── DATASET

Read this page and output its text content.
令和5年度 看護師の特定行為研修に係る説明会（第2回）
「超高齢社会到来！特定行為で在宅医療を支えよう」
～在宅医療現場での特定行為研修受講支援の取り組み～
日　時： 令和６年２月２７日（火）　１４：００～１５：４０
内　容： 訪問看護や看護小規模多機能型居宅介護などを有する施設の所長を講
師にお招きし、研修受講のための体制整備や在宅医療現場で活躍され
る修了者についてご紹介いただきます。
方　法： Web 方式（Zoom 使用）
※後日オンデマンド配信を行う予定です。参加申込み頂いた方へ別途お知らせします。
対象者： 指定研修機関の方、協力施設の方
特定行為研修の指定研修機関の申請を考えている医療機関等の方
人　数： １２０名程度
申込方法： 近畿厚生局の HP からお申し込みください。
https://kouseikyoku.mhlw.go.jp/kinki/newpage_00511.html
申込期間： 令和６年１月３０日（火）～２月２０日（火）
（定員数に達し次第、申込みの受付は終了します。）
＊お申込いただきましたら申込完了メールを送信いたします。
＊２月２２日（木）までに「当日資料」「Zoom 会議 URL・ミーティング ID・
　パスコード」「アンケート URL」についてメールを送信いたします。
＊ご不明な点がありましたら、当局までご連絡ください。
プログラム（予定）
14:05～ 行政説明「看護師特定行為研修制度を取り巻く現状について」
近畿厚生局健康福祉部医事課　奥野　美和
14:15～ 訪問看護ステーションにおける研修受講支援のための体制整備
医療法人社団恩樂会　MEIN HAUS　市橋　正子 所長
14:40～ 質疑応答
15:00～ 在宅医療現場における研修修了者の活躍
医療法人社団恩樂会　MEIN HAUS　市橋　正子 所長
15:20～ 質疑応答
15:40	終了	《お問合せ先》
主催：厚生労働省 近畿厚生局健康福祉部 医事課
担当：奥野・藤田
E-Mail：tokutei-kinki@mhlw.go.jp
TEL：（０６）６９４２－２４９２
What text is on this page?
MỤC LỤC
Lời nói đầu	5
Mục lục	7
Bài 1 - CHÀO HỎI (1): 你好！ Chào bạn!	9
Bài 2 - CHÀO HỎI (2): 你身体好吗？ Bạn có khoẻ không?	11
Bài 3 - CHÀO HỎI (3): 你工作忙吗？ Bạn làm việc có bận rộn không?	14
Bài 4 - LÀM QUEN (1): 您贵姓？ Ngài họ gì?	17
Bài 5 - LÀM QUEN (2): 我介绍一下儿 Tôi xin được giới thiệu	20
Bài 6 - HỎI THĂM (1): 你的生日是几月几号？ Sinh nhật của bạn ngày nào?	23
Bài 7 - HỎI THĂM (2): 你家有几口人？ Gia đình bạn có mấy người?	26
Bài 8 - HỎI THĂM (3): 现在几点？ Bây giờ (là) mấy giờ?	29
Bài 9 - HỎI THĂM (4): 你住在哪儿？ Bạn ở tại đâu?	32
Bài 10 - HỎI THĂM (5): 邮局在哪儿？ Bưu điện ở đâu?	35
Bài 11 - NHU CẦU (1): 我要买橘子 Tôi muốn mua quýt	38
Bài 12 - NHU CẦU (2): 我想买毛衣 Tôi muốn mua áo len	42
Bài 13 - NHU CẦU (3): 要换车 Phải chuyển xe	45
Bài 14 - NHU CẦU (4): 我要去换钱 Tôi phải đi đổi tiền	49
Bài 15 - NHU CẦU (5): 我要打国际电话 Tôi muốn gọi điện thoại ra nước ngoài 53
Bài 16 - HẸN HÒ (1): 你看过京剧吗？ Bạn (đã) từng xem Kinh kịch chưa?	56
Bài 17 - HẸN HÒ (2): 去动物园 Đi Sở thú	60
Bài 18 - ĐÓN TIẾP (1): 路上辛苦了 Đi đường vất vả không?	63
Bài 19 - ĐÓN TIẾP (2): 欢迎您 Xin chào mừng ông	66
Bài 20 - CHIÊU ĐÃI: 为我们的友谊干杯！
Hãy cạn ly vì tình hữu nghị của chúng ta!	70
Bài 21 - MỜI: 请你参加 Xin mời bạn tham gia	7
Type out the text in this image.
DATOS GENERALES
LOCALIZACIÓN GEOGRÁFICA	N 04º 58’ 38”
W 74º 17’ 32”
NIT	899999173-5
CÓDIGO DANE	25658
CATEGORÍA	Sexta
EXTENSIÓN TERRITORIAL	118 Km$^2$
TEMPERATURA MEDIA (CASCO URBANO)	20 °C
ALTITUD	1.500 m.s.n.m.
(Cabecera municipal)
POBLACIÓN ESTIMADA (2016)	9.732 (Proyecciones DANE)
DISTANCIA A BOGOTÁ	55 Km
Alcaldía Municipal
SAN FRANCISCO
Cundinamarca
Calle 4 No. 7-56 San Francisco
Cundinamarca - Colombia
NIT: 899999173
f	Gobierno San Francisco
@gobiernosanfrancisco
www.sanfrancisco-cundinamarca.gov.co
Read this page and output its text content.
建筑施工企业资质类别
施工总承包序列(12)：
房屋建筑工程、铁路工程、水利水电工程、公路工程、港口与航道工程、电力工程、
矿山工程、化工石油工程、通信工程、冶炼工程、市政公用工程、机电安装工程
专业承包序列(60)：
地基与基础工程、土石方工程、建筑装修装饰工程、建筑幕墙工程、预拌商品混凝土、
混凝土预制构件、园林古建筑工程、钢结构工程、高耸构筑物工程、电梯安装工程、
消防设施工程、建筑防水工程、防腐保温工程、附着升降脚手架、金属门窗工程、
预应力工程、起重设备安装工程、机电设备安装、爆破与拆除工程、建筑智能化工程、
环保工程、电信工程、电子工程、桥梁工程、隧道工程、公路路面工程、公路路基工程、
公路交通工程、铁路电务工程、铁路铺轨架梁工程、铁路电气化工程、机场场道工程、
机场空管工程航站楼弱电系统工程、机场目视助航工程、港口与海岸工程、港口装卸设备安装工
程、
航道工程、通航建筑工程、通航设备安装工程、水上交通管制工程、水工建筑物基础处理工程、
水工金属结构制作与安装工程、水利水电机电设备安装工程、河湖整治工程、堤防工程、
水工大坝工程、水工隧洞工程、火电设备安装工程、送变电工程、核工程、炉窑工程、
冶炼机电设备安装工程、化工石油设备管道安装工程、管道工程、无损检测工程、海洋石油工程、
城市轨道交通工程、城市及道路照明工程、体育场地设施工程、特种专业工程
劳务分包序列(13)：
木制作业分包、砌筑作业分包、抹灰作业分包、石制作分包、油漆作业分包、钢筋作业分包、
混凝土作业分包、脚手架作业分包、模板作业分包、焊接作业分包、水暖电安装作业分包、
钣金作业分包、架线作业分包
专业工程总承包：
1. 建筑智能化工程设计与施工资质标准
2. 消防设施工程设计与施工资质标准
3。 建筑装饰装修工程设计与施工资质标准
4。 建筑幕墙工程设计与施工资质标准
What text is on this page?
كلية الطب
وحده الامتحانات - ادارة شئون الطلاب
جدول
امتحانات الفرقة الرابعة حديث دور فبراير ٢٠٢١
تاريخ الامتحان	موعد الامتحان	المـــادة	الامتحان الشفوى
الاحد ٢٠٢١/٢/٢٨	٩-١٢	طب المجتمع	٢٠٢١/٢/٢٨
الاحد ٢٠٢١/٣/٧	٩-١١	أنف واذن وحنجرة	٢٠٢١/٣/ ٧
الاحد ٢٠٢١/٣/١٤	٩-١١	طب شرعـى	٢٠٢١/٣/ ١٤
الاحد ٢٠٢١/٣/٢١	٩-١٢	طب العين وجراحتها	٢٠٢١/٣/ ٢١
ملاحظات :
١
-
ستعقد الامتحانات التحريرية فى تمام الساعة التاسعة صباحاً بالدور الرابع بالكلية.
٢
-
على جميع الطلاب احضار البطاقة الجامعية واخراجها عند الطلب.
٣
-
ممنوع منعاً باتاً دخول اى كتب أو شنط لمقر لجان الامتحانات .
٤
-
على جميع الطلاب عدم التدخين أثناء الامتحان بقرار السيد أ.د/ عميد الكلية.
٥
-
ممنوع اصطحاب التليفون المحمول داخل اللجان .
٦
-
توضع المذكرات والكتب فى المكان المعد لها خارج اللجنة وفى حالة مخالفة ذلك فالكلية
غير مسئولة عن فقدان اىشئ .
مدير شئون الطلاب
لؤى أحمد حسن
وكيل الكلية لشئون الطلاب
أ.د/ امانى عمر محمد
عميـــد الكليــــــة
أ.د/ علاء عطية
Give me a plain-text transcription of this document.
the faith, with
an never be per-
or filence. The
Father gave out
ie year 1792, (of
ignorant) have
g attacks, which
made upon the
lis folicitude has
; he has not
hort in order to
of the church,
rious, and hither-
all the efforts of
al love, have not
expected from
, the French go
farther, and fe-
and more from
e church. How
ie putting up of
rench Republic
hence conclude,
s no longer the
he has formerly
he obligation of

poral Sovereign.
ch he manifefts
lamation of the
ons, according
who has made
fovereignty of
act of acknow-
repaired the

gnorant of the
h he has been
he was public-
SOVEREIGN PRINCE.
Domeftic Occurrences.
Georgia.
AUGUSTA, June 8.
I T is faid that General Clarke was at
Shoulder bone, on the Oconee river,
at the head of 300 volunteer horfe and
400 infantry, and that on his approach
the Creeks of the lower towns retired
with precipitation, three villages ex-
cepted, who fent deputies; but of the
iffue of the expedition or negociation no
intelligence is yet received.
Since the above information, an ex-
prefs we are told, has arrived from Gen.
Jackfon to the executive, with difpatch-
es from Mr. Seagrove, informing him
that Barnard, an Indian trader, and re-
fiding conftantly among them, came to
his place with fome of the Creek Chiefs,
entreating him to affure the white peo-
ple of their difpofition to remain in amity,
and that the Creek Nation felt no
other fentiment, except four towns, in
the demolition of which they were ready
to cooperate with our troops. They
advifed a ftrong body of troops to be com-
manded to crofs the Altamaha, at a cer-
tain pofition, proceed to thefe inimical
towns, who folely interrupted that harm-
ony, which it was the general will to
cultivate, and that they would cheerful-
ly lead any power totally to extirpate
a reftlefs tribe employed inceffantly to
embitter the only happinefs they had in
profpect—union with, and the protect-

────

**TASK DIRECTIONS**
Collect each line containing the string "troops".

**EXERCISE SOLUTION**
to cooperate with our troops. They
advifed a ftrong body of troops to be com-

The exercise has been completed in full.